= Directive =
Pick out every line holding the string "subtitle" and copy it.

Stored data
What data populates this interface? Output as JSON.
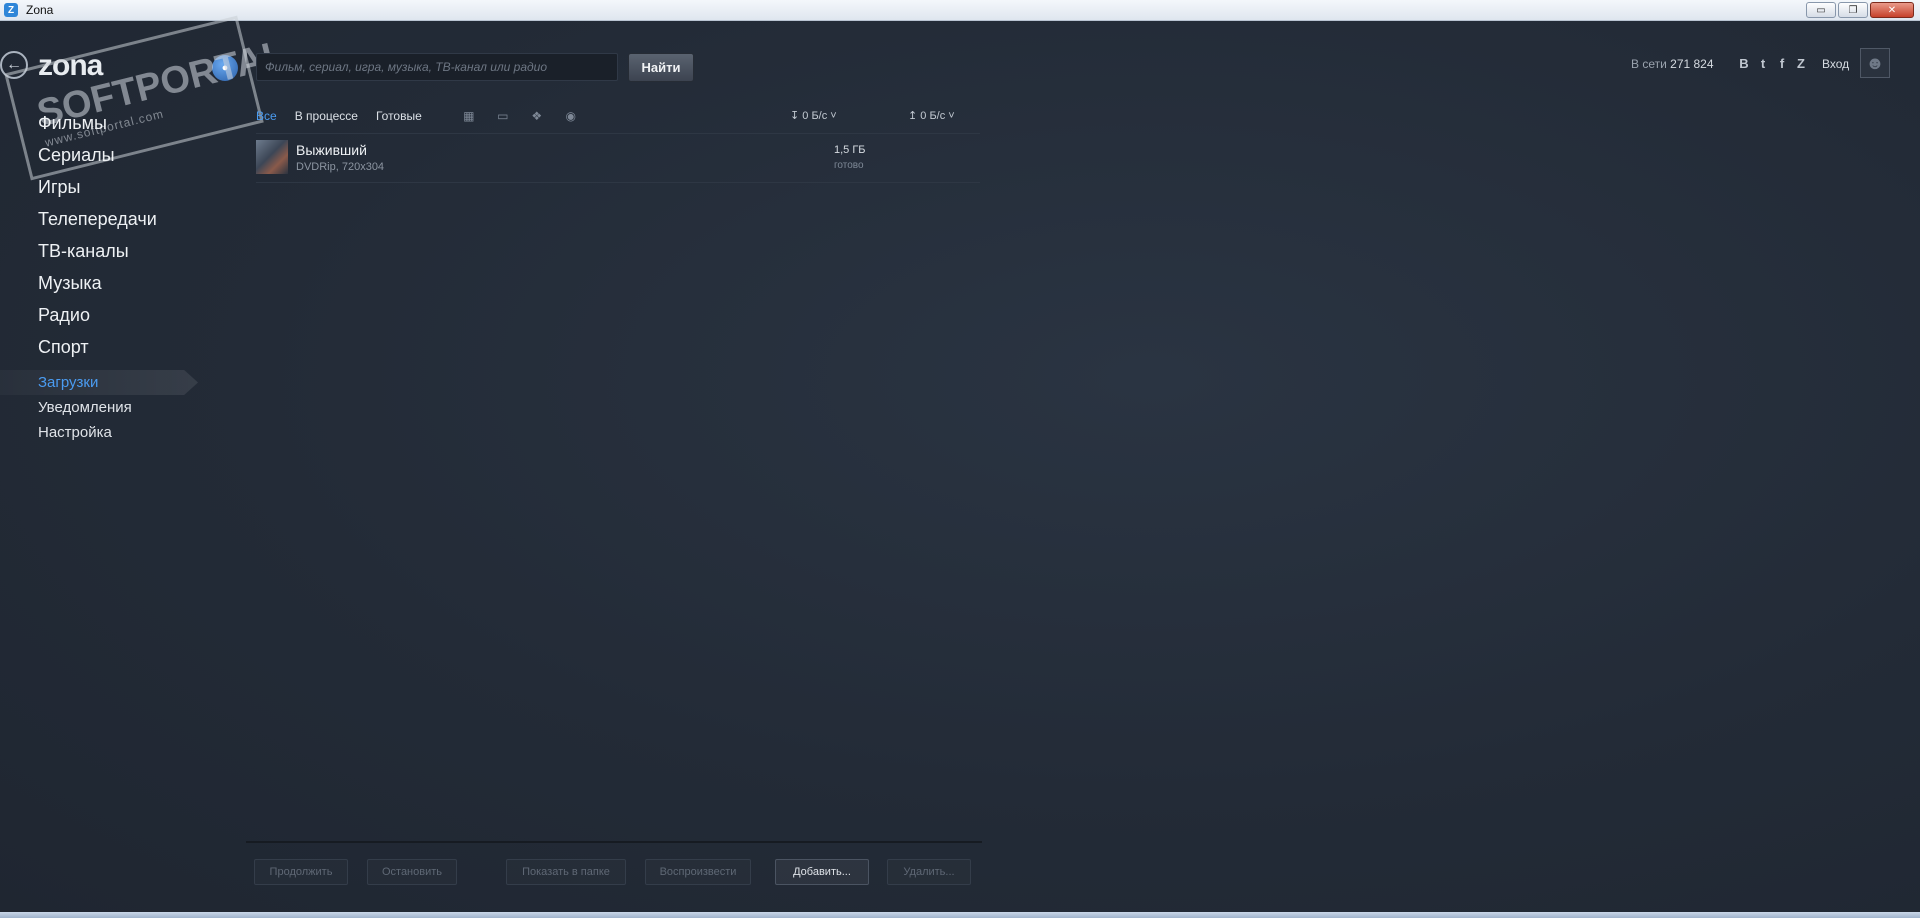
{
  "window": {
    "title": "Zona",
    "minimize_label": "▭",
    "maximize_label": "❐",
    "close_label": "✕"
  },
  "header": {
    "logo": "zona",
    "watermark": "SOFTPORTAL",
    "watermark_url": "www.softportal.com",
    "search_placeholder": "Фильм, сериал, игра, музыка, ТВ-канал или радио",
    "search_button": "Найти",
    "online_label": "В сети",
    "online_count": "271 824",
    "socials": [
      "В",
      "t",
      "f",
      "Z"
    ],
    "login_label": "Вход"
  },
  "sidebar": {
    "main_items": [
      "Фильмы",
      "Сериалы",
      "Игры",
      "Телепередачи",
      "ТВ-каналы",
      "Музыка",
      "Радио",
      "Спорт"
    ],
    "secondary_items": [
      {
        "label": "Загрузки",
        "active": true
      },
      {
        "label": "Уведомления",
        "active": false
      },
      {
        "label": "Настройка",
        "active": false
      }
    ]
  },
  "downloads": {
    "tabs": [
      "Все",
      "В процессе",
      "Готовые"
    ],
    "active_tab": "Все",
    "type_filters": [
      "film-icon",
      "tv-icon",
      "gamepad-icon",
      "headphones-icon"
    ],
    "download_speed": "0 Б/с",
    "upload_speed": "0 Б/с",
    "items": [
      {
        "title": "Выживший",
        "subtitle": "DVDRip, 720x304",
        "size": "1,5 ГБ",
        "status": "готово"
      }
    ]
  },
  "actions": {
    "resume": "Продолжить",
    "stop": "Остановить",
    "show_in_folder": "Показать в папке",
    "play": "Воспроизвести",
    "add": "Добавить...",
    "delete": "Удалить..."
  },
  "colors": {
    "background": "#222a36",
    "accent": "#4a9bf0"
  }
}
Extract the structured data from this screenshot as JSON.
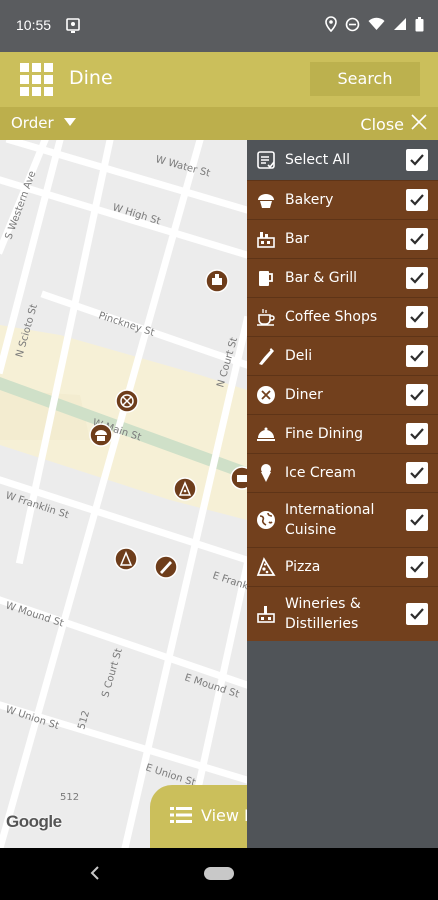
{
  "status_bar": {
    "time": "10:55"
  },
  "app_bar": {
    "title": "Dine",
    "search_label": "Search",
    "menu_icon": "grid-menu-icon"
  },
  "sub_bar": {
    "order_label": "Order",
    "close_label": "Close"
  },
  "map": {
    "streets": [
      "W Water St",
      "W High St",
      "Pinckney St",
      "N Scioto St",
      "S Western Ave",
      "N Court St",
      "W Main St",
      "W Franklin St",
      "E Frankl",
      "W Mound St",
      "S Court St",
      "E Mound St",
      "W Union St",
      "E Union St",
      "512",
      "512"
    ],
    "attribution": "Google"
  },
  "view_list": {
    "label": "View List",
    "icon": "list-icon"
  },
  "filter": {
    "select_all": {
      "label": "Select All",
      "icon": "list-check-icon",
      "checked": true
    },
    "categories": [
      {
        "label": "Bakery",
        "icon": "bakery-icon",
        "checked": true
      },
      {
        "label": "Bar",
        "icon": "bar-icon",
        "checked": true
      },
      {
        "label": "Bar & Grill",
        "icon": "beer-mug-icon",
        "checked": true
      },
      {
        "label": "Coffee Shops",
        "icon": "coffee-cup-icon",
        "checked": true
      },
      {
        "label": "Deli",
        "icon": "sandwich-icon",
        "checked": true
      },
      {
        "label": "Diner",
        "icon": "diner-plate-icon",
        "checked": true
      },
      {
        "label": "Fine Dining",
        "icon": "cloche-icon",
        "checked": true
      },
      {
        "label": "Ice Cream",
        "icon": "ice-cream-icon",
        "checked": true
      },
      {
        "label": "International Cuisine",
        "icon": "globe-icon",
        "checked": true
      },
      {
        "label": "Pizza",
        "icon": "pizza-icon",
        "checked": true
      },
      {
        "label": "Wineries & Distilleries",
        "icon": "winery-icon",
        "checked": true
      }
    ]
  },
  "colors": {
    "accent": "#cbbf5b",
    "category_bg": "#72401d",
    "panel_bg": "#505458"
  }
}
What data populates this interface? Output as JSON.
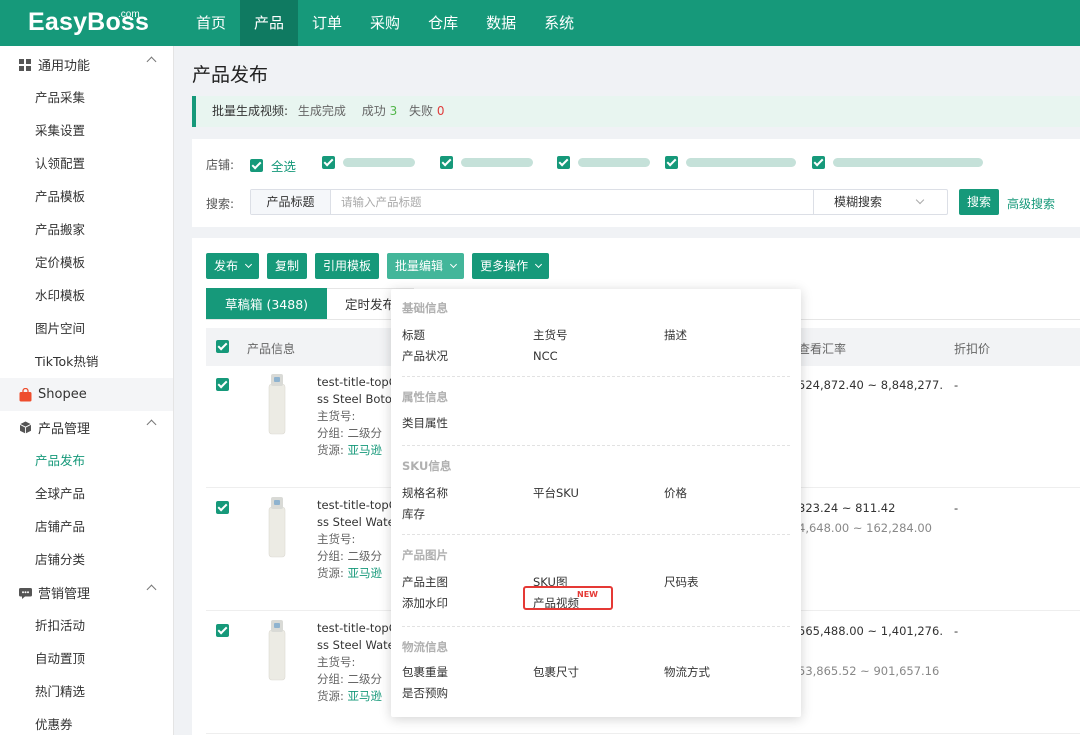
{
  "brand": {
    "logo": "EasyBoss",
    "logo_suffix": ".com"
  },
  "nav": {
    "items": [
      "首页",
      "产品",
      "订单",
      "采购",
      "仓库",
      "数据",
      "系统"
    ],
    "active_index": 1
  },
  "sidebar": {
    "groups": [
      {
        "label": "通用功能",
        "icon": "grid-icon",
        "items": [
          "产品采集",
          "采集设置",
          "认领配置",
          "产品模板",
          "产品搬家",
          "定价模板",
          "水印模板",
          "图片空间",
          "TikTok热销"
        ]
      },
      {
        "label": "Shopee",
        "icon": "shopee-bag-icon",
        "items": []
      },
      {
        "label": "产品管理",
        "icon": "cube-icon",
        "items": [
          "产品发布",
          "全球产品",
          "店铺产品",
          "店铺分类"
        ],
        "active_item": "产品发布"
      },
      {
        "label": "营销管理",
        "icon": "megaphone-icon",
        "items": [
          "折扣活动",
          "自动置顶",
          "热门精选",
          "优惠券"
        ]
      }
    ]
  },
  "page": {
    "title": "产品发布"
  },
  "notice": {
    "label": "批量生成视频:",
    "status": "生成完成",
    "success_label": "成功",
    "success_count": "3",
    "fail_label": "失败",
    "fail_count": "0"
  },
  "filter": {
    "shop_label": "店铺:",
    "select_all": "全选",
    "search_label": "搜索:",
    "search_type": "产品标题",
    "search_placeholder": "请输入产品标题",
    "search_mode": "模糊搜索",
    "search_button": "搜索",
    "advanced_search": "高级搜索"
  },
  "toolbar": {
    "publish": "发布",
    "copy": "复制",
    "use_template": "引用模板",
    "batch_edit": "批量编辑",
    "more": "更多操作"
  },
  "tabs": {
    "draft": "草稿箱 (3488)",
    "scheduled": "定时发布"
  },
  "table": {
    "headers": {
      "product_info": "产品信息",
      "rate": "查看汇率",
      "discount": "折扣价"
    },
    "rows": [
      {
        "title_line1": "test-title-topC",
        "title_line2": "ss Steel Botol",
        "sku_label": "主货号:",
        "group_label": "分组:",
        "group_value": "二级分",
        "source_label": "货源:",
        "source_value": "亚马逊",
        "price1": "524,872.40 ~ 8,848,277.",
        "price2": "",
        "discount": "-"
      },
      {
        "title_line1": "test-title-topC",
        "title_line2": "ss Steel Water",
        "sku_label": "主货号:",
        "group_label": "分组:",
        "group_value": "二级分",
        "source_label": "货源:",
        "source_value": "亚马逊",
        "price1": "323.24 ~ 811.42",
        "price2": "4,648.00 ~ 162,284.00",
        "discount": "-"
      },
      {
        "title_line1": "test-title-topC",
        "title_line2": "ss Steel Water",
        "sku_label": "主货号:",
        "group_label": "分组:",
        "group_value": "二级分",
        "source_label": "货源:",
        "source_value": "亚马逊",
        "price1": "565,488.00 ~ 1,401,276.",
        "price2": "53,865.52 ~ 901,657.16",
        "discount": "-"
      }
    ]
  },
  "batch_menu": {
    "sections": [
      {
        "title": "基础信息",
        "items": [
          "标题",
          "主货号",
          "描述",
          "产品状况",
          "NCC"
        ]
      },
      {
        "title": "属性信息",
        "items": [
          "类目属性"
        ]
      },
      {
        "title": "SKU信息",
        "items": [
          "规格名称",
          "平台SKU",
          "价格",
          "库存"
        ]
      },
      {
        "title": "产品图片",
        "items": [
          "产品主图",
          "SKU图",
          "尺码表",
          "添加水印",
          "产品视频"
        ],
        "new_badge": "NEW"
      },
      {
        "title": "物流信息",
        "items": [
          "包裹重量",
          "包裹尺寸",
          "物流方式",
          "是否预购"
        ]
      }
    ]
  },
  "colors": {
    "brand": "#16997a",
    "nav_active": "#0f7a61",
    "success": "#52b64a",
    "danger": "#e03c3c",
    "highlight": "#e53935"
  }
}
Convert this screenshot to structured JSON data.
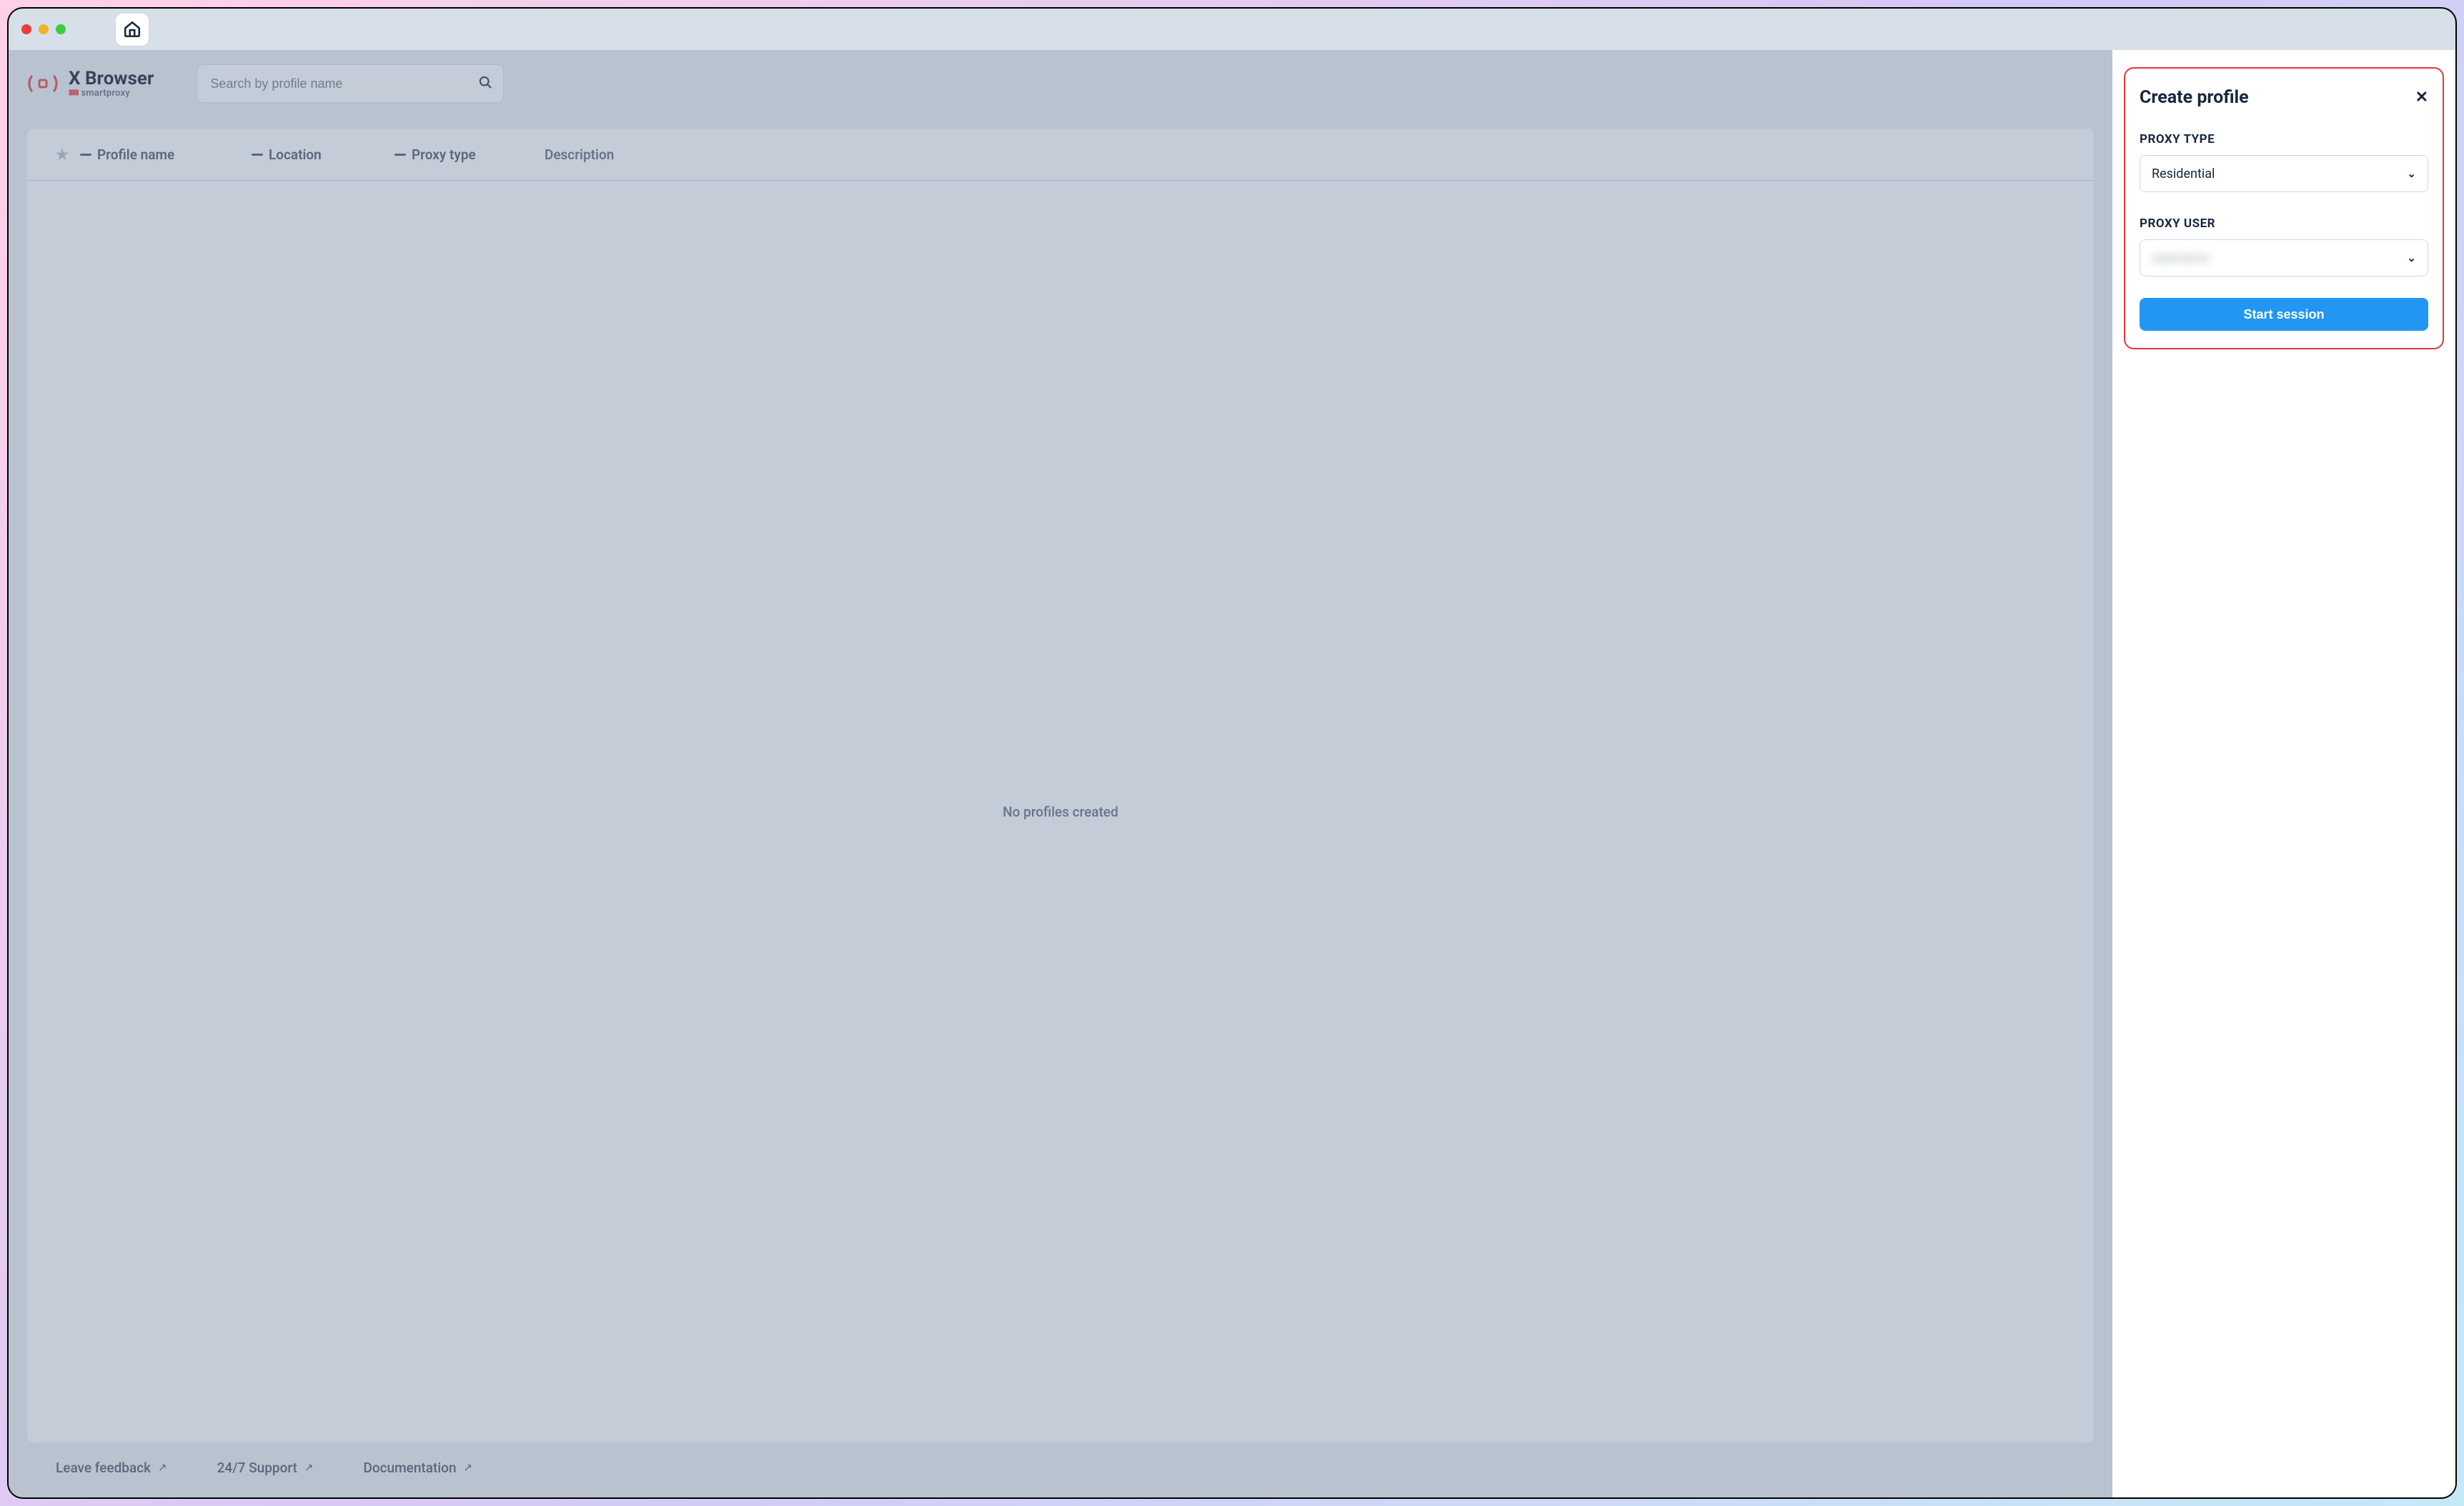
{
  "app": {
    "title": "X Browser",
    "subtitle": "smartproxy"
  },
  "search": {
    "placeholder": "Search by profile name"
  },
  "table": {
    "columns": {
      "profile": "Profile name",
      "location": "Location",
      "proxy": "Proxy type",
      "description": "Description"
    },
    "empty": "No profiles created"
  },
  "footer": {
    "feedback": "Leave feedback",
    "support": "24/7 Support",
    "docs": "Documentation"
  },
  "panel": {
    "title": "Create profile",
    "proxy_type_label": "PROXY TYPE",
    "proxy_type_value": "Residential",
    "proxy_user_label": "PROXY USER",
    "proxy_user_value": "username",
    "start_button": "Start session"
  }
}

= Answer for the task =
        "subtitle": "DVDRip, 720x304",
    "subtitle": "smartproxy"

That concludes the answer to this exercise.